Records |

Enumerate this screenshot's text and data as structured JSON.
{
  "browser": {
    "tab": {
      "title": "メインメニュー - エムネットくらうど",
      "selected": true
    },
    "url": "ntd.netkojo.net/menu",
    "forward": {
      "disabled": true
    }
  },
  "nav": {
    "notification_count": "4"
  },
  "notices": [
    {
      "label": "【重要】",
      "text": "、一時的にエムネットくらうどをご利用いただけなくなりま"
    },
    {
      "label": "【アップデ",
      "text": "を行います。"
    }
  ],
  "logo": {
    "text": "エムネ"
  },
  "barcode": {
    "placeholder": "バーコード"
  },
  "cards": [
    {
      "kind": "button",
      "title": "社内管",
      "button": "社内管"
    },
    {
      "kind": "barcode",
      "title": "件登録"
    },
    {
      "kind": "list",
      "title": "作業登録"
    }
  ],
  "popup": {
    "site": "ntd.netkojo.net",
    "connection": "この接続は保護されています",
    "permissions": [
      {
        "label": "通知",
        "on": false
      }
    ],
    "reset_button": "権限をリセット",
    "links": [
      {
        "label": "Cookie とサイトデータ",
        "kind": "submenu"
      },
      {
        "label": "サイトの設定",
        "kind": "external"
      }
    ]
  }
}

Written instruction | Extract the complete listing above, reproducing each line exactly.

Exercise output |
Enumerate this screenshot's text and data as structured JSON.
{
  "browser": {
    "tab": {
      "title": "メインメニュー - エムネットくらうど",
      "selected": true
    },
    "url": "ntd.netkojo.net/menu",
    "forward": {
      "disabled": true
    }
  },
  "nav": {
    "notification_count": "4"
  },
  "notices": [
    {
      "label": "【重要】",
      "text": "、一時的にエムネットくらうどをご利用いただけなくなりま"
    },
    {
      "label": "【アップデ",
      "text": "を行います。"
    }
  ],
  "logo": {
    "text": "エムネ"
  },
  "barcode": {
    "placeholder": "バーコード"
  },
  "cards": [
    {
      "kind": "button",
      "title": "社内管",
      "button": "社内管"
    },
    {
      "kind": "barcode",
      "title": "件登録"
    },
    {
      "kind": "list",
      "title": "作業登録"
    }
  ],
  "popup": {
    "site": "ntd.netkojo.net",
    "connection": "この接続は保護されています",
    "permissions": [
      {
        "label": "通知",
        "on": false
      }
    ],
    "reset_button": "権限をリセット",
    "links": [
      {
        "label": "Cookie とサイトデータ",
        "kind": "submenu"
      },
      {
        "label": "サイトの設定",
        "kind": "external"
      }
    ]
  }
}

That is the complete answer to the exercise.